:: Opdrachten ::
1 – Geef bij elk van de beweringen (a), (b) en (c) aan of ze klopt volgens de tekst over het vegetarisch gehakt. Antwoord met ja of nee en citeer letterlijk de woorden uit de tekst die de doorslag geven.
(a) De slager vond dat hij het gehakt als vegetarisch mocht verkopen, omdat de varkens alleen plantaardig voedsel eten.
(b) De termen "vegetarisch" en "veganistisch" zijn in de wet omschreven.
(c) Alleen de Nederlandse Vereniging voor Veganisme heeft een klacht ingediend.
2 – Schrijf een vervolg op de tekst over het vegetarisch gehakt dat begint na de laatste zin.

:: Tekstfragment ::

══════════════════════════════

De Reclame Code Commissie én de NVWA hebben de Nederlandse Vereniging voor Veganisme in het gelijk gesteld in een zaak waarbij een slagerij vlees verkocht als “vegetarisch”. Volgens beide organisaties maakte de slager zich schuldig aan misleiding. Het is de eerste uitspraak waarbij het ministeriële standpunt met betrekking tot vegetarische producten juridisch is getoetst.
In augustus ontving de Nederlandse Vereniging voor Veganisme melding dat de Overijsselse slagerij Piggy’s Palace de lichamen van in stukken gehakte varkens verkocht als “vegetarisch gehakt”. Volgens de slager mocht hij dit verkopen als “vegetarisch gehakt”, omdat de varkens enkel plantaardig voedsel eten. De Nederlandse Vereniging voor Veganisme vindt het misleidend wanneer een product, dat gemaakt is van het lichaam van een dier, verkocht wordt als “vegetarisch” en diende een klacht in bij zowel de Stichting Reclame Code als de Nederlandse Voedings- en Waren Autoriteit. Ook enkele consumenten hebben klachten ingediend. Beide instanties hebben hen in het gelijk gesteld.
Emile Dingemans, voorzitter van de Nederlandse Vereniging voor Veganisme is blij met de uitspraak. “Het is een unieke uitspraak. Het is de eerste uitspraak waarbij het standpunt van het ministerie met betrekking tot vegetarische producten juridisch is getoetst. De termen “vegetarisch” en “veganistisch” zijn niet omschreven in de wet. Het is dus een belangrijke overwinning dat nu twee belangrijke instanties duidelijk maken dat producten die aangeduid worden met de term “vegetarisch”, geen onderdelen van het lichaam van een dier mogen bevatten. Dit verbetert de bescherming van vegetarische producten.”

══════════════════════════════

[Geannoteerde regiolijsten]
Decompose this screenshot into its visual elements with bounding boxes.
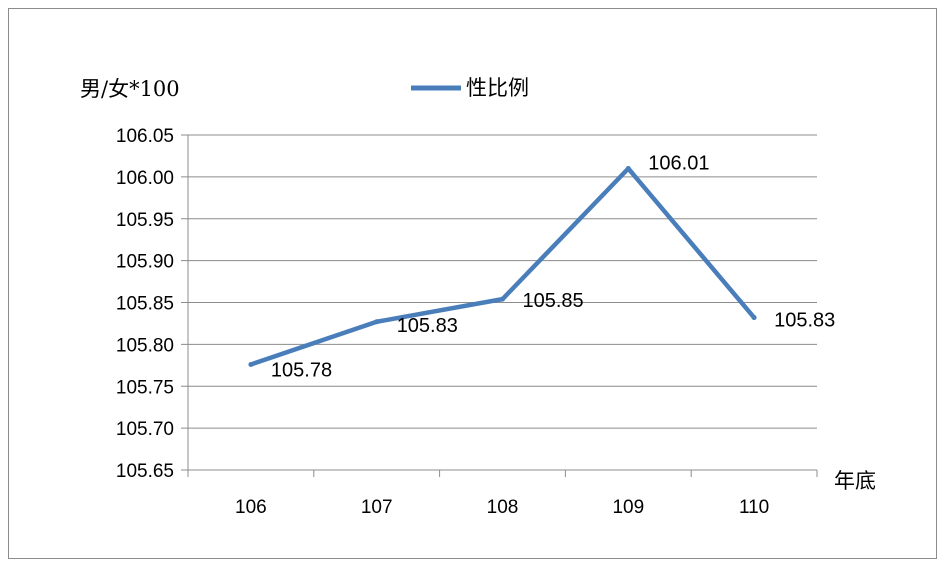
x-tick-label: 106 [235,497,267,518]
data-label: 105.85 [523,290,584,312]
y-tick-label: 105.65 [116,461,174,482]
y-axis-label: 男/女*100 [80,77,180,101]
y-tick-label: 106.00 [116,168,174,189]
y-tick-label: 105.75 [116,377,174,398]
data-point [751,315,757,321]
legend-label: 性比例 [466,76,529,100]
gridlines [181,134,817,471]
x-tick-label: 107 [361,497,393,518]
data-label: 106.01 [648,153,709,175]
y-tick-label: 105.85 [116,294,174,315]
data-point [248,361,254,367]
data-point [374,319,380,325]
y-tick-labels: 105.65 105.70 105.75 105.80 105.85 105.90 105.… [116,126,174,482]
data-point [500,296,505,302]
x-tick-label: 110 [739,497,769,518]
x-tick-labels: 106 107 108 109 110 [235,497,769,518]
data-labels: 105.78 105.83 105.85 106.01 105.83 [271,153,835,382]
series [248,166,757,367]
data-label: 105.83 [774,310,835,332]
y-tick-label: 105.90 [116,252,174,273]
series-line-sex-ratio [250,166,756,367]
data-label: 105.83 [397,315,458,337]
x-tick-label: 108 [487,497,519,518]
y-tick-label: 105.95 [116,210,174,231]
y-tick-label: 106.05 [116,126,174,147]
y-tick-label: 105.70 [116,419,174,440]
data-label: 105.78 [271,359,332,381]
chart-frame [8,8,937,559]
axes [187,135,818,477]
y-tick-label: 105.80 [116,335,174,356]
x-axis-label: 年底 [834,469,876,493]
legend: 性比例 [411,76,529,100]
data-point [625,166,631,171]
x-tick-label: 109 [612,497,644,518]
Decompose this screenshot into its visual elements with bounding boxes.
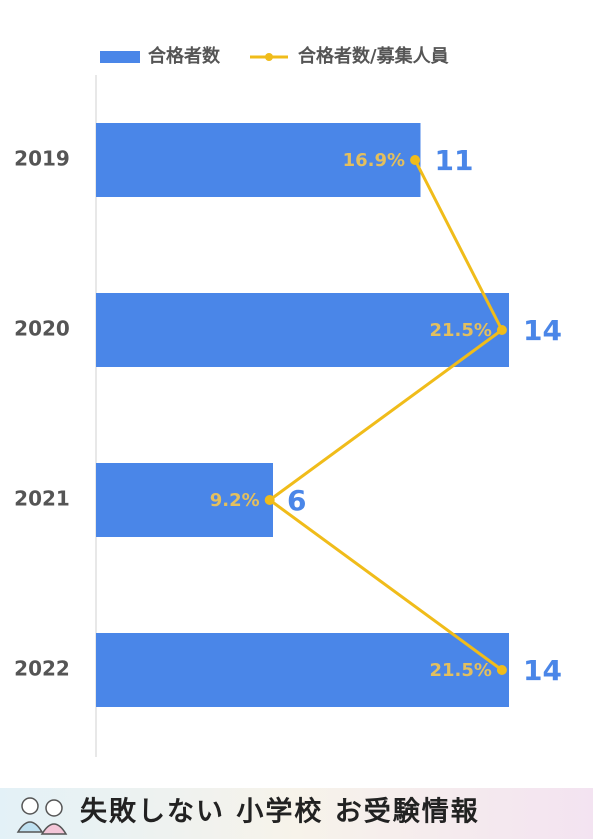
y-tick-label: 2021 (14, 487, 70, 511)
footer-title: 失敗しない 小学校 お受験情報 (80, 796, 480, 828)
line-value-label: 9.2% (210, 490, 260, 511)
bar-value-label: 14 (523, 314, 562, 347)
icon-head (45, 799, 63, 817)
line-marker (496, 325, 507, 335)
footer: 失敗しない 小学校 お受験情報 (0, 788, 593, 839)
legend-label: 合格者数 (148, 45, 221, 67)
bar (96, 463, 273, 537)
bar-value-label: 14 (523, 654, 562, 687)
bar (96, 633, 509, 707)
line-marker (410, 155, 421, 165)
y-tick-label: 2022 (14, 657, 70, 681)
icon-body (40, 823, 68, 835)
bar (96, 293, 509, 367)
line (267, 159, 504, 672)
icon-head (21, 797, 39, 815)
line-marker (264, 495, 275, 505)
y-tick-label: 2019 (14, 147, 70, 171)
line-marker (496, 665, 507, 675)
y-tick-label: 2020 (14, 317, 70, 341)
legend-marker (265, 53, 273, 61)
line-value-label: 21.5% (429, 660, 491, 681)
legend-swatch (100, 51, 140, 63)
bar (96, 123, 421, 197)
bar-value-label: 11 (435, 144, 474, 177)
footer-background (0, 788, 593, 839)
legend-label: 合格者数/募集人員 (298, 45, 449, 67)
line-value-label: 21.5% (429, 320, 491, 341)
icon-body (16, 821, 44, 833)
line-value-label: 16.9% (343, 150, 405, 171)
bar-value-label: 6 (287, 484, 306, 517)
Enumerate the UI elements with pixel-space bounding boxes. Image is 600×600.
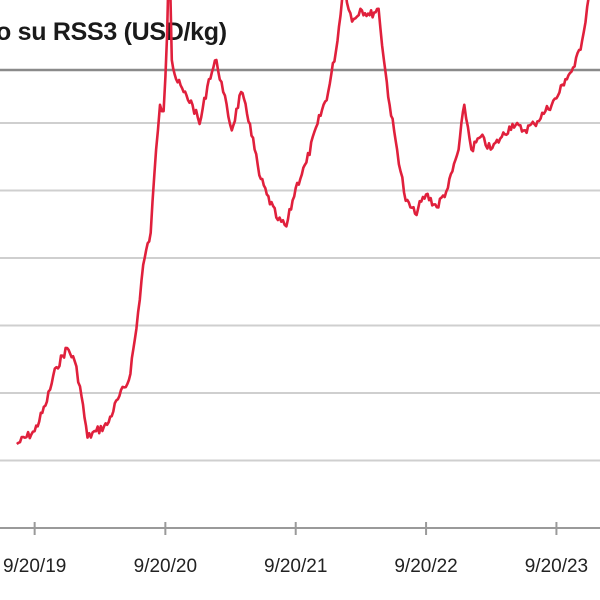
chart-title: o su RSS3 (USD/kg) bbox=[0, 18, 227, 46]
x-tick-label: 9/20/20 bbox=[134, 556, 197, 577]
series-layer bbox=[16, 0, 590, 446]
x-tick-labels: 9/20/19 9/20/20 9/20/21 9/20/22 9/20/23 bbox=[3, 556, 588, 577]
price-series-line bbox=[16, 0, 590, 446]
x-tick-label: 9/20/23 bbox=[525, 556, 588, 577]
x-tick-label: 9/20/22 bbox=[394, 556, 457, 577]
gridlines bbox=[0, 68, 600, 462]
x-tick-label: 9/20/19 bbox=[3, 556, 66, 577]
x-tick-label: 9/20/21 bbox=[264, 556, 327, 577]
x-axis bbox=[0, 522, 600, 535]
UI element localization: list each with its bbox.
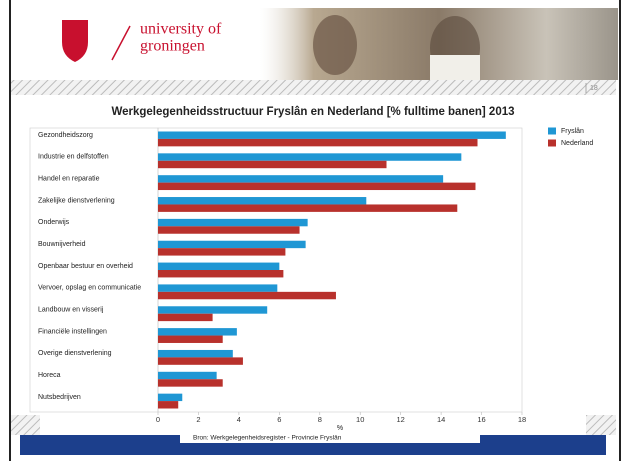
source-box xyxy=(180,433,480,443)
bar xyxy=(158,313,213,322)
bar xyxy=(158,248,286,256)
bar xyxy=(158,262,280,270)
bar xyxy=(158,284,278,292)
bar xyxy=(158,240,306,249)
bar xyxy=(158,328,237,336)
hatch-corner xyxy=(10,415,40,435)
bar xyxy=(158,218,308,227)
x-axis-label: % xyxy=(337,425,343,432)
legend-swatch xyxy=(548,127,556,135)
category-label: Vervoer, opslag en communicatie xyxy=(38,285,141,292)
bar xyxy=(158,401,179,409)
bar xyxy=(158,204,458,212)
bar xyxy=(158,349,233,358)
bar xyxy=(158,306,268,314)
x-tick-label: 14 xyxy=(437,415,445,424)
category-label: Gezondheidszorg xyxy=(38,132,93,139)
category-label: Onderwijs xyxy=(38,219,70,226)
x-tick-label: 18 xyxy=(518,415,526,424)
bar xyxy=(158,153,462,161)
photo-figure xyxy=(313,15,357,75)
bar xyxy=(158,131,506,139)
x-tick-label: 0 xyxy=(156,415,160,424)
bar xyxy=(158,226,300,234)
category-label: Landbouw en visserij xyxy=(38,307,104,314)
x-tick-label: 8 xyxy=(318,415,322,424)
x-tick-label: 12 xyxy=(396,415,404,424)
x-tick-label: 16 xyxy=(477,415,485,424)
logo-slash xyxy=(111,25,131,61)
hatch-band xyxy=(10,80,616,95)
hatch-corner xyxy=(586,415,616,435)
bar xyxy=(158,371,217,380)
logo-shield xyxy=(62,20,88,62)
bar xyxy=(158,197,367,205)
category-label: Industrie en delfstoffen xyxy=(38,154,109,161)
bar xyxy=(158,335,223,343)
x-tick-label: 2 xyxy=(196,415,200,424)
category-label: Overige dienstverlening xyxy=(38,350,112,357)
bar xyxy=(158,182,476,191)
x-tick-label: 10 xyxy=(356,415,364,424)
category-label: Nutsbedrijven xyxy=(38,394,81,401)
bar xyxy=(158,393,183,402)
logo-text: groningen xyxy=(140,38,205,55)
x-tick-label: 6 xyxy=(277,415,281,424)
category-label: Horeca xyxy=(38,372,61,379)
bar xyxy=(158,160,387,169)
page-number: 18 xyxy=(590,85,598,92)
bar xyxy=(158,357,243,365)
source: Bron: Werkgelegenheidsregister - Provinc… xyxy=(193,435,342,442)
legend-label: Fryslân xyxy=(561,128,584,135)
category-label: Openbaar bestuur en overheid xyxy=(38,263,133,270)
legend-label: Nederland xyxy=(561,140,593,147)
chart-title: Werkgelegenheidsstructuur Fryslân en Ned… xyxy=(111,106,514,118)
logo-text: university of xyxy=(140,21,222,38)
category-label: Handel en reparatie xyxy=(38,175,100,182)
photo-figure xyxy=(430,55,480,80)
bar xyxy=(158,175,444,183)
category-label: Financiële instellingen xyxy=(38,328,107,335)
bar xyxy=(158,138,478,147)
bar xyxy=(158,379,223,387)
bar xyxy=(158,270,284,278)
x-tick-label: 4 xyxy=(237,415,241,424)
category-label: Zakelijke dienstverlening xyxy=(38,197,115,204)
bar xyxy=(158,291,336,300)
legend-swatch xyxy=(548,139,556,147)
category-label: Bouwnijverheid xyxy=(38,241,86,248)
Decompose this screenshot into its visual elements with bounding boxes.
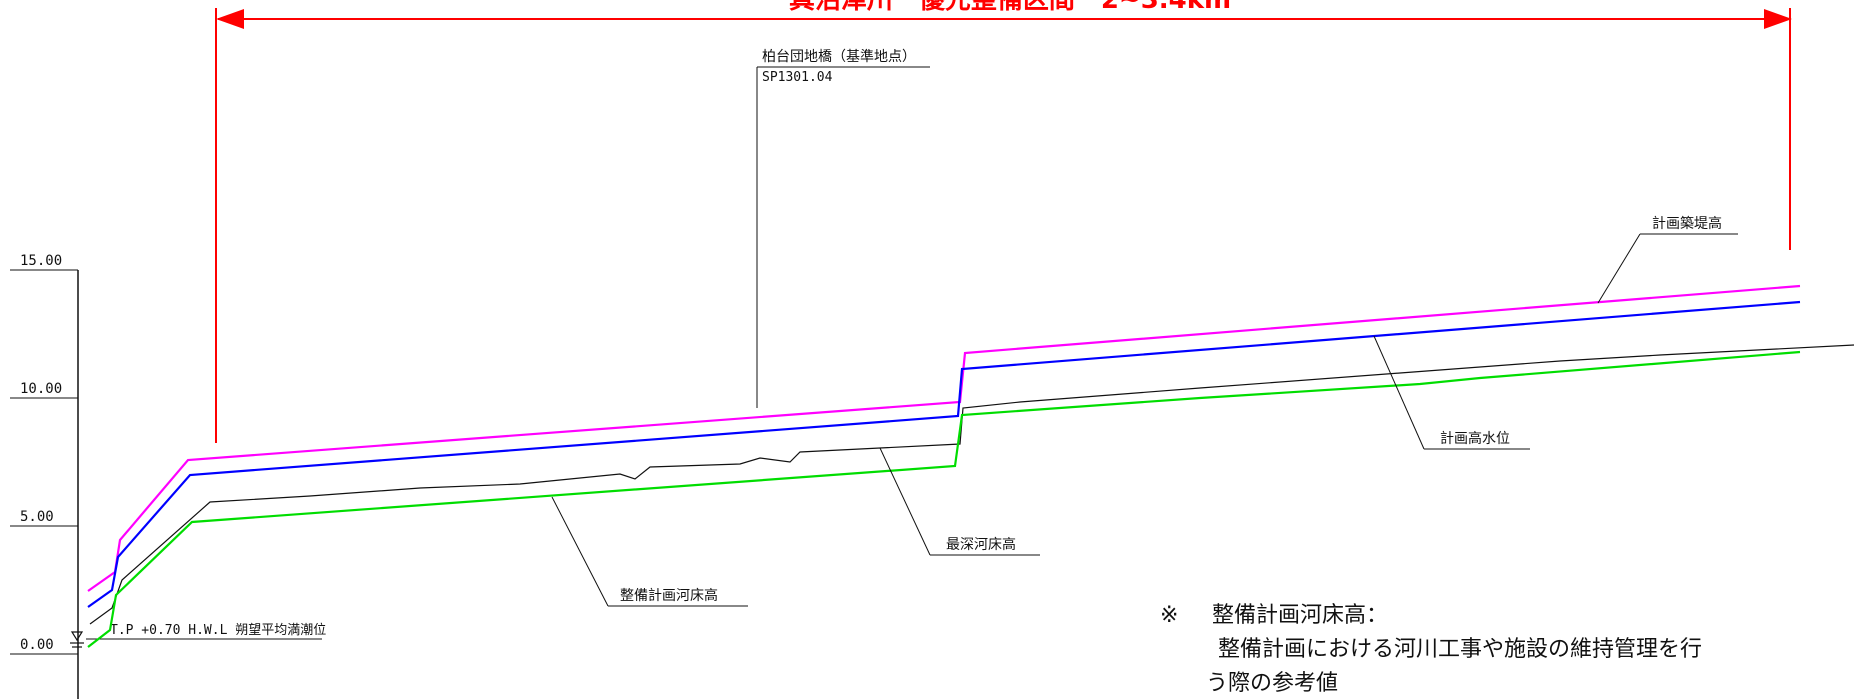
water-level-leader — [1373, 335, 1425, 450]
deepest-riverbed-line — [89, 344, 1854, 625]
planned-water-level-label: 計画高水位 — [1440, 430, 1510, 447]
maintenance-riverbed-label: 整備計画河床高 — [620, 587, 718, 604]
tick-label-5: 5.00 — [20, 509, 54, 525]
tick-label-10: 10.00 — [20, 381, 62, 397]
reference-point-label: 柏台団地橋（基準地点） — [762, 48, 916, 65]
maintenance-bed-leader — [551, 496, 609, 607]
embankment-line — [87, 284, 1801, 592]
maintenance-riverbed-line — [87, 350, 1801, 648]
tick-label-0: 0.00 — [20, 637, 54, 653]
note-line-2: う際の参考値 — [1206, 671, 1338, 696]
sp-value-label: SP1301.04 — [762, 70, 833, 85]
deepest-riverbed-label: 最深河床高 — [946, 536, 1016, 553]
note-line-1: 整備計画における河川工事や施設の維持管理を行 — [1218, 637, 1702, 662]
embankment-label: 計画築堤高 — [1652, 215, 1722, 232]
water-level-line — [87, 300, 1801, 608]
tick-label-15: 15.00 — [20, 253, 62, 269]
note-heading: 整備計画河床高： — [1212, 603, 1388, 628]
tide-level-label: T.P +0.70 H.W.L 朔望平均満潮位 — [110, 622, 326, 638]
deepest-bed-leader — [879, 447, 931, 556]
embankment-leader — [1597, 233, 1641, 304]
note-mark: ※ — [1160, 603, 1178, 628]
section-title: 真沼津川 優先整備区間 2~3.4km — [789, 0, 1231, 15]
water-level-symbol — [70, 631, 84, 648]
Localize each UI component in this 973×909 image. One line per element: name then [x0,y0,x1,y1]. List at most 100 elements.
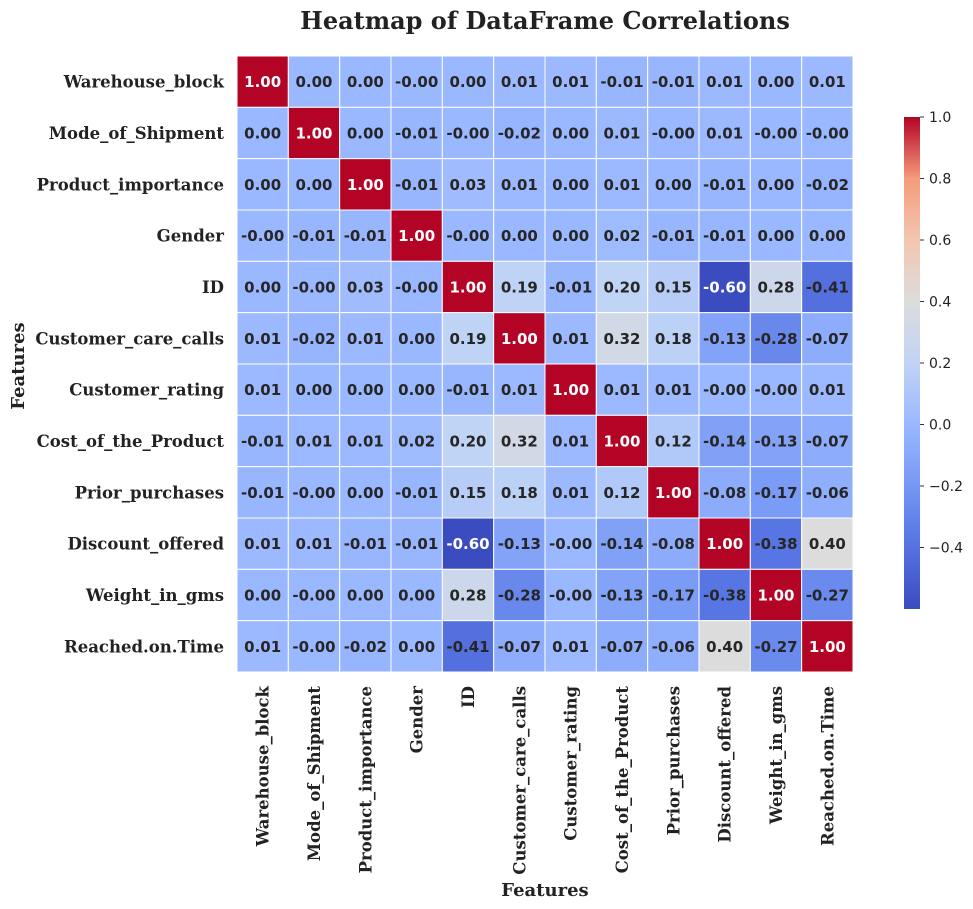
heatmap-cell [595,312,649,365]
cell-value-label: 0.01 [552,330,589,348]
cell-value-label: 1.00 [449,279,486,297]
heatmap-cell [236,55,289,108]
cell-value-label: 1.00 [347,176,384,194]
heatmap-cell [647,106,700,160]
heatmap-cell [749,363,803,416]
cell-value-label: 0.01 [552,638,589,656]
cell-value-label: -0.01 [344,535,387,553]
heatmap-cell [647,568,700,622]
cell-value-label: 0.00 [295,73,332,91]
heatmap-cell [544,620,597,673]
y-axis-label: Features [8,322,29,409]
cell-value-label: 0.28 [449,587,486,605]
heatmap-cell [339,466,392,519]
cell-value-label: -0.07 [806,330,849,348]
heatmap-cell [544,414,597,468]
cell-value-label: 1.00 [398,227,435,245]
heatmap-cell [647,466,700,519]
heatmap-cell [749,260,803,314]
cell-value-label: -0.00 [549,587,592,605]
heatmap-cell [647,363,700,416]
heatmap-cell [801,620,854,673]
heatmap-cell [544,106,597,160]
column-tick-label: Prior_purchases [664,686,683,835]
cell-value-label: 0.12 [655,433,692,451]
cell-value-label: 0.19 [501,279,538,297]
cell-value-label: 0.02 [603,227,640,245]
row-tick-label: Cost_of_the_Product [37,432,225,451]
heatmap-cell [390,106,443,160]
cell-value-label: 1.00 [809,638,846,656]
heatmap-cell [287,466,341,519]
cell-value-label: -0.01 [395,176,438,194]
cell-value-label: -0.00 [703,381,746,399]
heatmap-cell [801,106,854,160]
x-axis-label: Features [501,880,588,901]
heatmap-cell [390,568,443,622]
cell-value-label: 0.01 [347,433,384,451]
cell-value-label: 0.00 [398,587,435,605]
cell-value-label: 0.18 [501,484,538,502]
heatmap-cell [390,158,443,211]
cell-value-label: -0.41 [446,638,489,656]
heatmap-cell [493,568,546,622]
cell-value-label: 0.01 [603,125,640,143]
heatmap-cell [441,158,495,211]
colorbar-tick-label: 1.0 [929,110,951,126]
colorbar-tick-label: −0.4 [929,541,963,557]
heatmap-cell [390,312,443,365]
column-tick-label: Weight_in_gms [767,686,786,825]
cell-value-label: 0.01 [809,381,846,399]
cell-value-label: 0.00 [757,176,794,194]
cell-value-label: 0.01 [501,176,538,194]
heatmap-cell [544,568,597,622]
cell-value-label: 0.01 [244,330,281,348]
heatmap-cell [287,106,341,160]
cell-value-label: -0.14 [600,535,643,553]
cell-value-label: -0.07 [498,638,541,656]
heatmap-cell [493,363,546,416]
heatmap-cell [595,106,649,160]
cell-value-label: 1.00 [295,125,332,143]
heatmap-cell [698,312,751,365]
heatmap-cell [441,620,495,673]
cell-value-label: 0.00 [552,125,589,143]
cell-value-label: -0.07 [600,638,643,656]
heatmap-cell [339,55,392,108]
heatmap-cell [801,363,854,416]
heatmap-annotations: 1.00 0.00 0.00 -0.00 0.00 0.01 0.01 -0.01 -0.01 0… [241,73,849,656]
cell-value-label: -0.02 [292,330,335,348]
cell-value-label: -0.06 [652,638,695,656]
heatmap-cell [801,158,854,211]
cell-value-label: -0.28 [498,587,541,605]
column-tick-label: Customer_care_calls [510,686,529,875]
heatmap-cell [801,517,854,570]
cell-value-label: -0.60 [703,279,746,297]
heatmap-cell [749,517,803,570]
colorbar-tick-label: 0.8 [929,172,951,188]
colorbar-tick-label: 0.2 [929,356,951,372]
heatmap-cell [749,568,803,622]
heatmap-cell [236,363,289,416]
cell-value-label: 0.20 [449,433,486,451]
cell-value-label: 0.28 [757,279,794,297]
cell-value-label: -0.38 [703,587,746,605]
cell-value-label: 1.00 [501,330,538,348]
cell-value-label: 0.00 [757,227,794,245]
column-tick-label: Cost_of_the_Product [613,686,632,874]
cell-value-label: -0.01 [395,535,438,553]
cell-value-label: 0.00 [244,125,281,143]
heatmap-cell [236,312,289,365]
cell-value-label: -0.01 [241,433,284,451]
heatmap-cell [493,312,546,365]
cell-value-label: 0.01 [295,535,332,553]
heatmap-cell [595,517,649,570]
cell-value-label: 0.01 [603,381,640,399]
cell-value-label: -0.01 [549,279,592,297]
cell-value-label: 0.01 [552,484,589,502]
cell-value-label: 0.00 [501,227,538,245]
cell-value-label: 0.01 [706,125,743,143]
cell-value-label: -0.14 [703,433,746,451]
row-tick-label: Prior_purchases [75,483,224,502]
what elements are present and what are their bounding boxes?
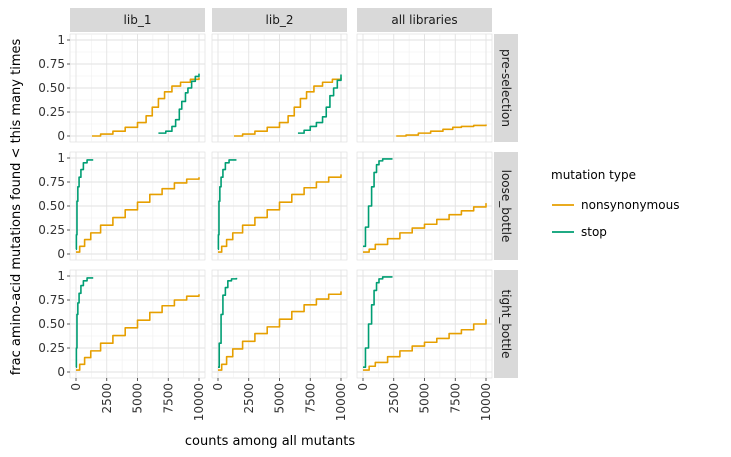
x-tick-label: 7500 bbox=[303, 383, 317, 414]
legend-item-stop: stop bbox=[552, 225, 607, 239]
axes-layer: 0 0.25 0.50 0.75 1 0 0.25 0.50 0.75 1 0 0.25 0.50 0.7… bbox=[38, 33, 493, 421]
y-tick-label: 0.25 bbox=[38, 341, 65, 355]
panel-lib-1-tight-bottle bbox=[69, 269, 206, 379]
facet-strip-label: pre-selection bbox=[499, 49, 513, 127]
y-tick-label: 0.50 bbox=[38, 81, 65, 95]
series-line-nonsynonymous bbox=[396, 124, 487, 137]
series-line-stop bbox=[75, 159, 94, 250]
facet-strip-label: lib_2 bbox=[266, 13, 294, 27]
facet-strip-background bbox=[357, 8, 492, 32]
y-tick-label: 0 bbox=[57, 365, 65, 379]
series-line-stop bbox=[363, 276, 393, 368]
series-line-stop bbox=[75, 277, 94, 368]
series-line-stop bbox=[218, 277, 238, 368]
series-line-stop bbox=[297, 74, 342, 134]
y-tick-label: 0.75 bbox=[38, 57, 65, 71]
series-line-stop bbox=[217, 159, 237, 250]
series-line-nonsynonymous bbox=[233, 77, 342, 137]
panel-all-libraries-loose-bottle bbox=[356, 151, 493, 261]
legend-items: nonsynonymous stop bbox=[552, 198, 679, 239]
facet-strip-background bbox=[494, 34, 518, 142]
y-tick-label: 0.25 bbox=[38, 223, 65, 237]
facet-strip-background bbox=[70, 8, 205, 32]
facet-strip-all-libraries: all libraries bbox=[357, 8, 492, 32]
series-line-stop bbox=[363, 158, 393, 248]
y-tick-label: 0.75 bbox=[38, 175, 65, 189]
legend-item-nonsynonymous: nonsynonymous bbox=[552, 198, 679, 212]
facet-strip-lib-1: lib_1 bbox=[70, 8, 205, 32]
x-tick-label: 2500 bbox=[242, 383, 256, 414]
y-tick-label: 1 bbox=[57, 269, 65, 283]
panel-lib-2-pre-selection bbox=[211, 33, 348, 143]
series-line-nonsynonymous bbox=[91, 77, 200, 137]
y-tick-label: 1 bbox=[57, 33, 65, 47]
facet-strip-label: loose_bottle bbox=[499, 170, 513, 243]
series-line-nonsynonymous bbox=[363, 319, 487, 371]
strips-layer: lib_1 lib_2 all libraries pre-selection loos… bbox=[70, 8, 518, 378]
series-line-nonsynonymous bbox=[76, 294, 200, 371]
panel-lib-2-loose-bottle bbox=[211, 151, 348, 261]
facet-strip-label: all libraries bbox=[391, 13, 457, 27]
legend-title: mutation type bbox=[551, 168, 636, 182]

══════════════════════════════

:: Verwachte antwoorden ::
1 –
(a) Ja: ‘omdat de varkens enkel plantaardig voedsel eten’.
(b) Nee: ‘De termen “vegetarisch” en “veganistisch” zijn niet omschreven in de wet.’
(c) Nee: ‘Ook enkele consumenten hebben klachten ingediend.’

2 –
Reclame Code Commissie: ‘dit is misleidend’
Na onderzoek heeft de Reclame Code Commissie de Nederlandse Vereniging voor Veganisme in het gelijk gesteld en geoordeeld dat het verkopen van ‘dierlijk vlees’ als “vegetarisch” of “veganistisch” inderdaad misleidend is. De Reclame Code Commissie stelt dat door de toevoeging “vegetarisch” het voor de consument duidelijk is dat in het product geen ‘vlees’ verwerkt is. De slager verweerde dat foto’s van varkens die iets groens eten, en dat het gebruik van de term “vegavarkens” voor verduidelijking zorgde, maar volgens de commissie doet dit niets af aan het feit dat een product met een misleidende naam wordt gepromoot.
De Commissie acht de gemiddelde consument ermee bekent dat er vleesopvolgers worden verkocht die worden aangeduid als bijvoorbeeld “vegetarisch gehakt” of “vegetarische kipstukjes”. Terecht heeft adverteerder opgemerkt dat het niet bij wet is verboden. Door de toevoeging vegetarisch is het voor de gemiddelde consument duidelijk dat in deze producten geen vlees is verwerkt. Gelet hierop zal diezelfde consument door de aanduiding vegetarisch gehakt in de uiting verwachten dat het gehakt vegetarisch, dus zonder vlees zal zijn. Vast staat dat het in de uiting als vegetarisch aangeprezen gehakt uit varkensvlees bestaat. Door het gehakt toch vegetarisch te noemen, wordt de consument op het verkeerde been gezet.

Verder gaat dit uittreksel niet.